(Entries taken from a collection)
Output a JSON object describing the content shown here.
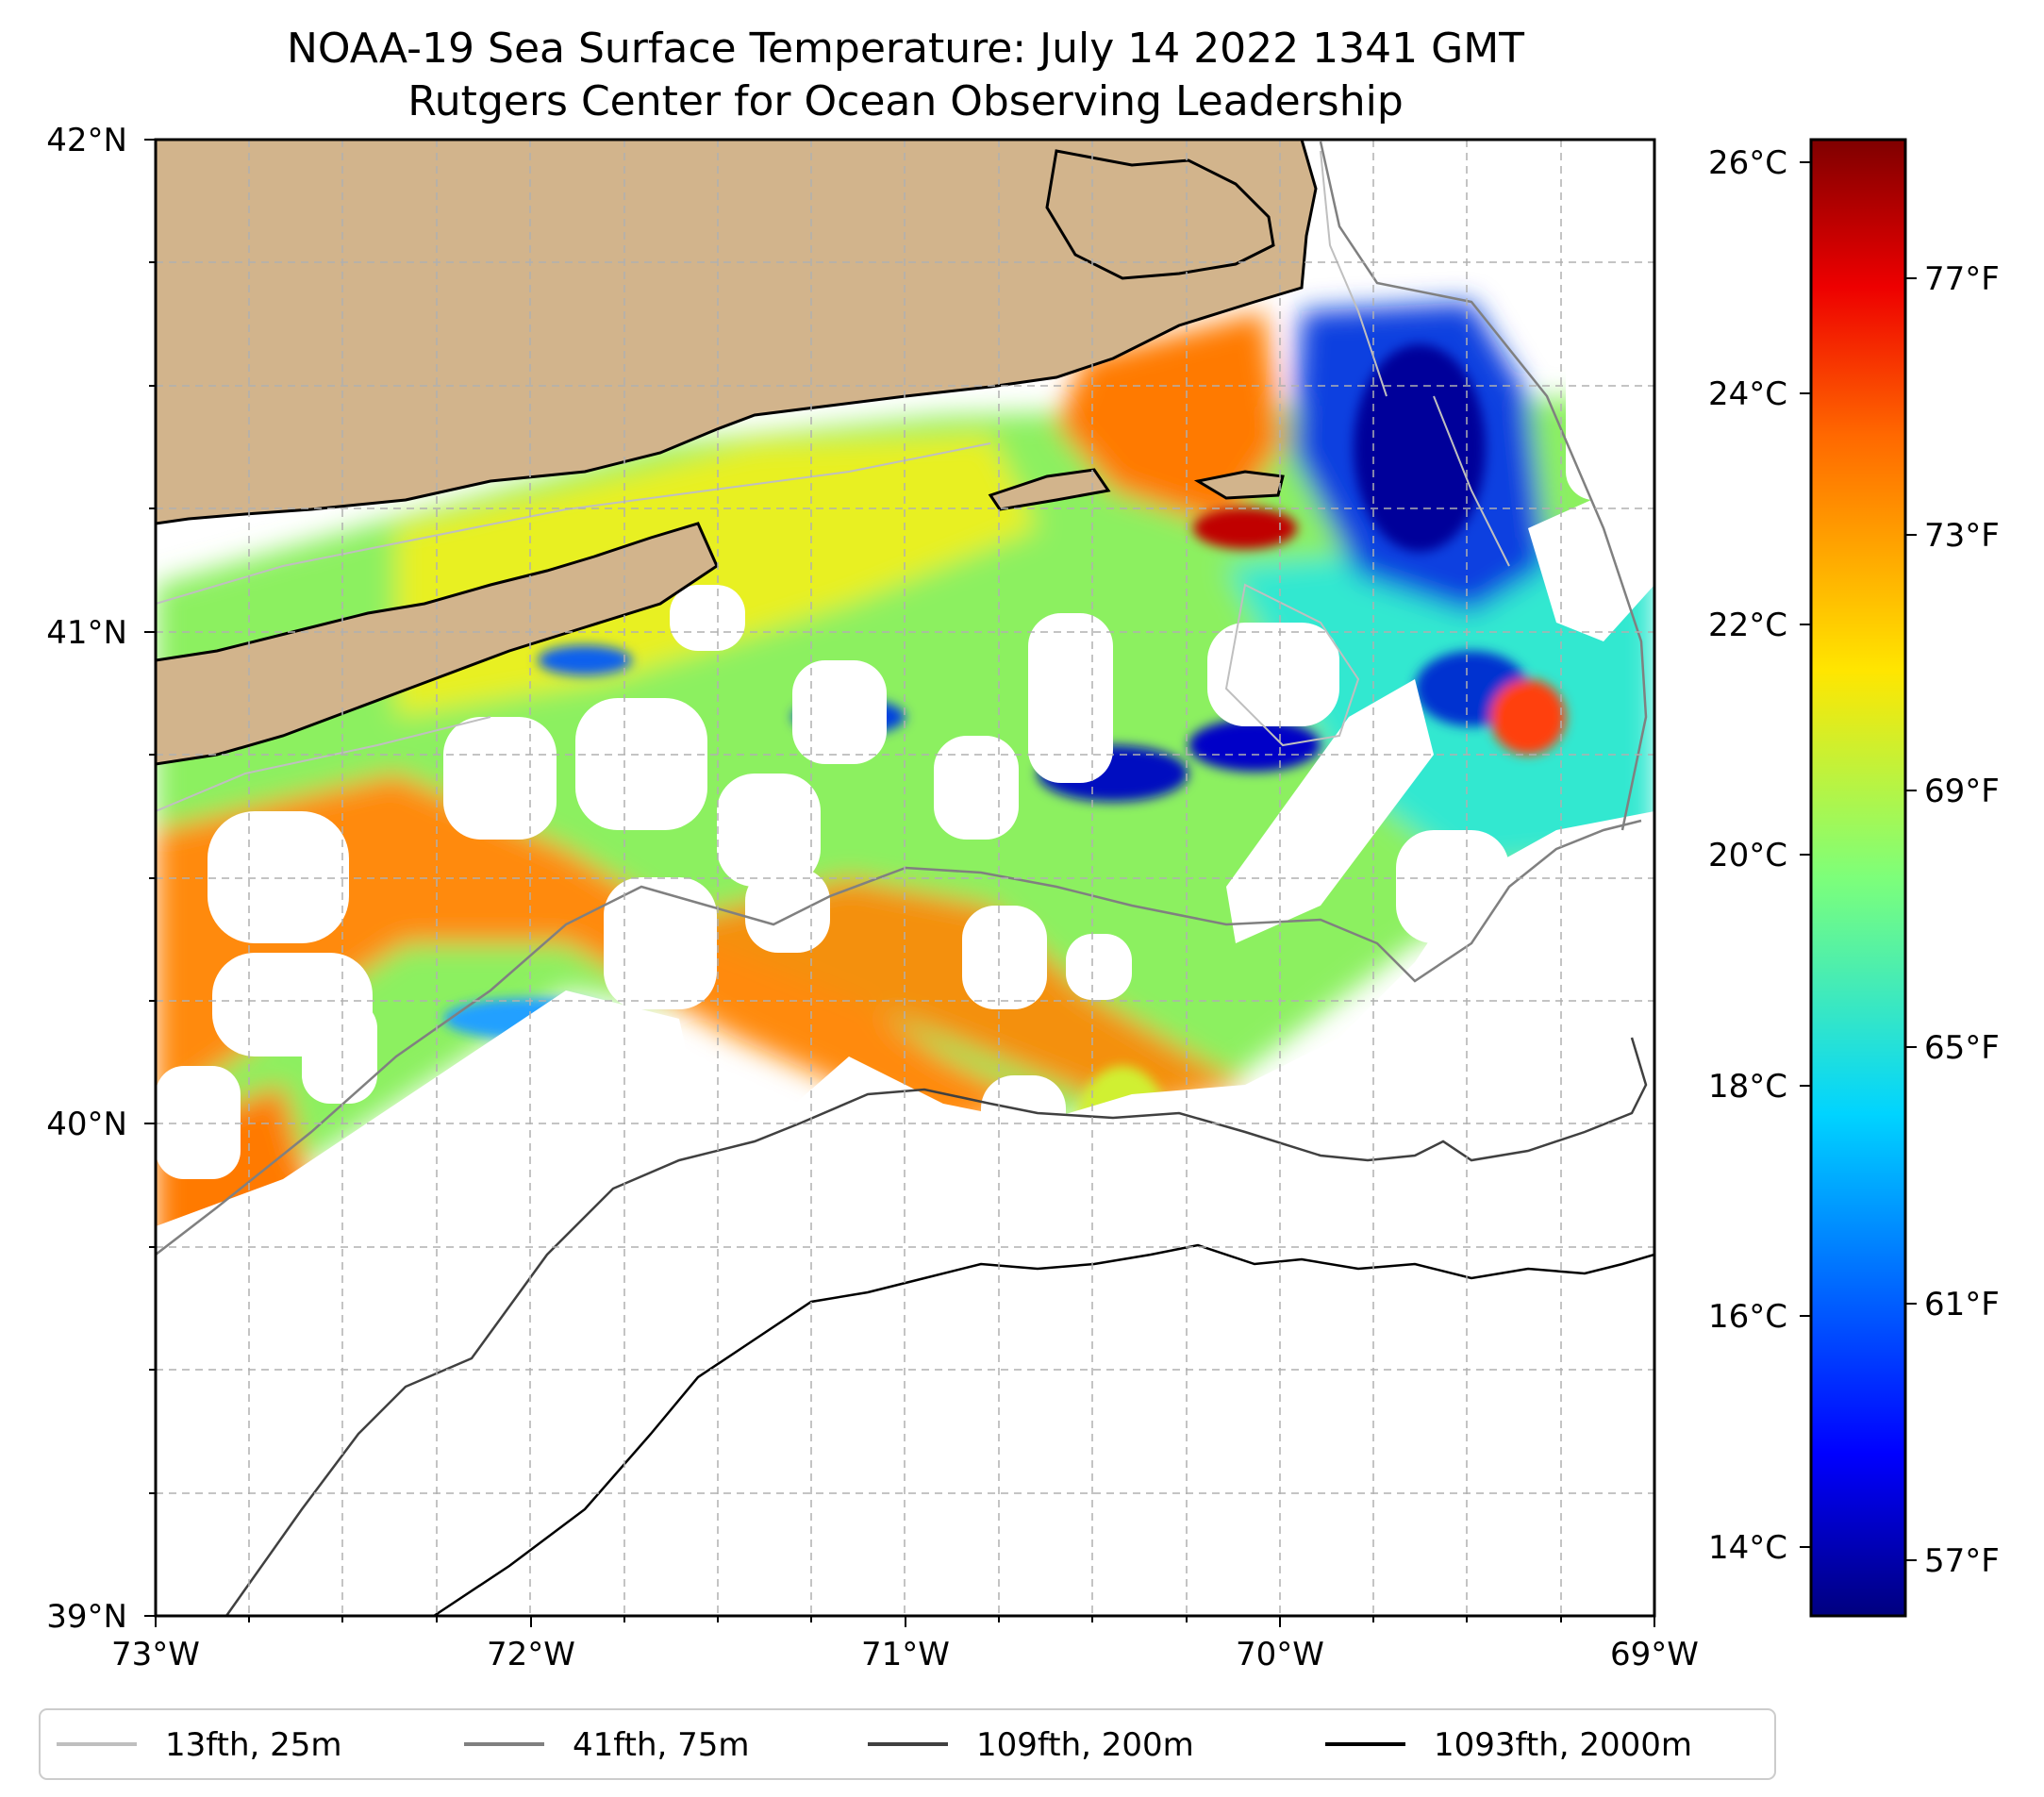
{
  "title": {
    "line1": "NOAA-19 Sea Surface Temperature: July 14 2022 1341 GMT",
    "line2": "Rutgers Center for Ocean Observing Leadership"
  },
  "map": {
    "lat_ticks": [
      "42°N",
      "41°N",
      "40°N",
      "39°N"
    ],
    "lon_ticks": [
      "73°W",
      "72°W",
      "71°W",
      "70°W",
      "69°W"
    ],
    "land_color": "#d2b48c",
    "no_data_color": "#ffffff"
  },
  "colorbar": {
    "celsius_ticks": [
      "26°C",
      "24°C",
      "22°C",
      "20°C",
      "18°C",
      "16°C",
      "14°C"
    ],
    "fahrenheit_ticks": [
      "77°F",
      "73°F",
      "69°F",
      "65°F",
      "61°F",
      "57°F"
    ],
    "colormap": "jet",
    "min_c": 13.5,
    "max_c": 26.2
  },
  "legend": {
    "items": [
      {
        "label": "13fth, 25m",
        "color": "#bfbfbf"
      },
      {
        "label": "41fth, 75m",
        "color": "#808080"
      },
      {
        "label": "109fth, 200m",
        "color": "#404040"
      },
      {
        "label": "1093fth, 2000m",
        "color": "#000000"
      }
    ]
  }
}
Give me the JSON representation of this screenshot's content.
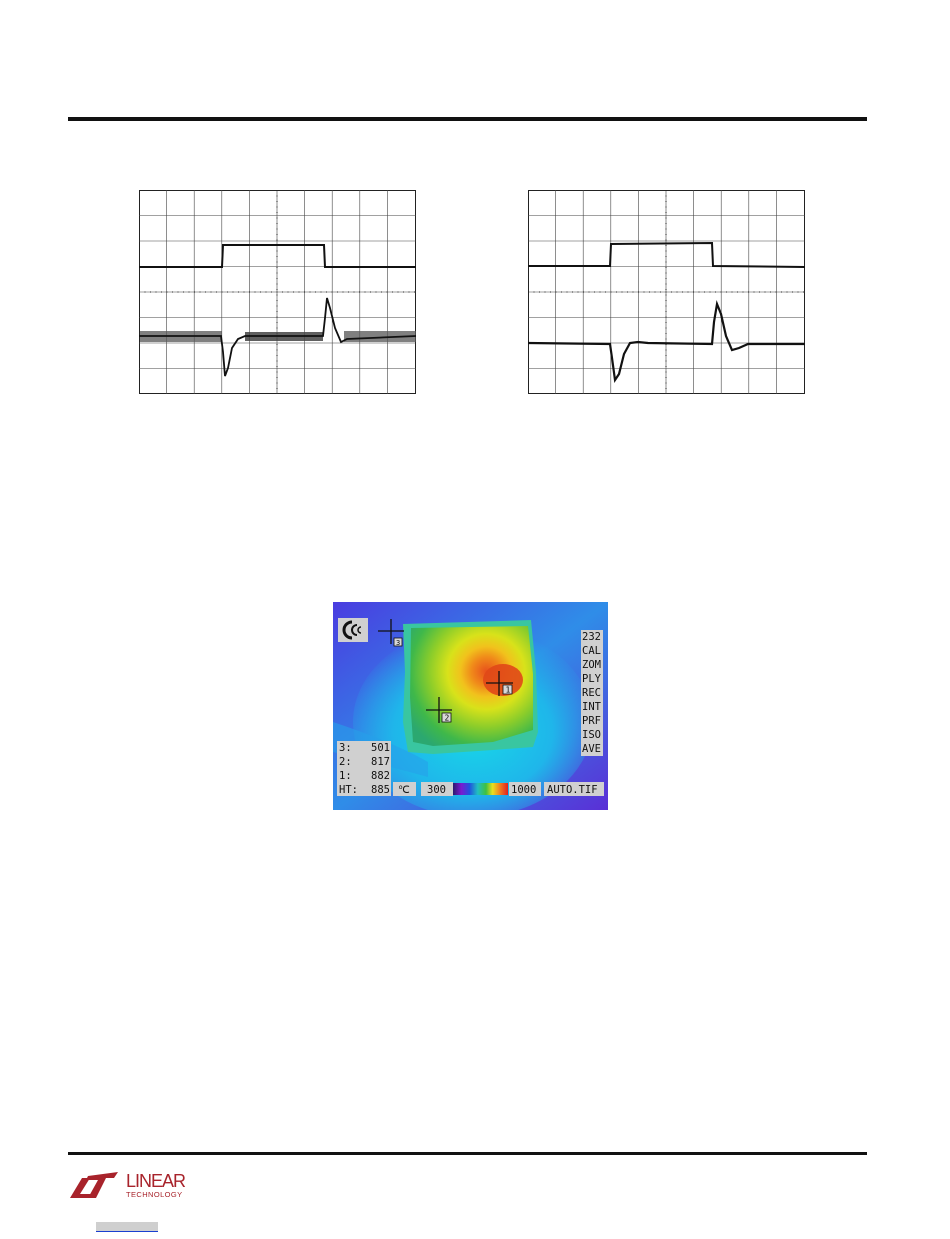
{
  "header": {
    "rule": "top-rule"
  },
  "scopes": [
    {
      "name": "scope-left"
    },
    {
      "name": "scope-right"
    }
  ],
  "thermal_image": {
    "status_icon": "mode-icon",
    "marker_labels": [
      "1",
      "2",
      "3"
    ],
    "readings": [
      {
        "label": "3:",
        "value": "501"
      },
      {
        "label": "2:",
        "value": "817"
      },
      {
        "label": "1:",
        "value": "882"
      },
      {
        "label": "HT:",
        "value": "885"
      }
    ],
    "unit": "℃",
    "scale_min": "300",
    "scale_max": "1000",
    "filename": "AUTO.TIF",
    "menu": [
      "232",
      "CAL",
      "ZOM",
      "PLY",
      "REC",
      "INT",
      "PRF",
      "ISO",
      "AVE"
    ]
  },
  "footer": {
    "logo_word": "LINEAR",
    "logo_sub": "TECHNOLOGY",
    "brand_color": "#a8232b",
    "link_color": "#1a3fd0"
  }
}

* **Work to do**
The lines to repeat start at the one holding "Give me the" and run through the last line of the records above; write them out exactly, both ends included, but not the pictures.

* **Reply**
Give me the JSON representation of this screenshot's content.
{
  "header": {
    "rule": "top-rule"
  },
  "scopes": [
    {
      "name": "scope-left"
    },
    {
      "name": "scope-right"
    }
  ],
  "thermal_image": {
    "status_icon": "mode-icon",
    "marker_labels": [
      "1",
      "2",
      "3"
    ],
    "readings": [
      {
        "label": "3:",
        "value": "501"
      },
      {
        "label": "2:",
        "value": "817"
      },
      {
        "label": "1:",
        "value": "882"
      },
      {
        "label": "HT:",
        "value": "885"
      }
    ],
    "unit": "℃",
    "scale_min": "300",
    "scale_max": "1000",
    "filename": "AUTO.TIF",
    "menu": [
      "232",
      "CAL",
      "ZOM",
      "PLY",
      "REC",
      "INT",
      "PRF",
      "ISO",
      "AVE"
    ]
  },
  "footer": {
    "logo_word": "LINEAR",
    "logo_sub": "TECHNOLOGY",
    "brand_color": "#a8232b",
    "link_color": "#1a3fd0"
  }
}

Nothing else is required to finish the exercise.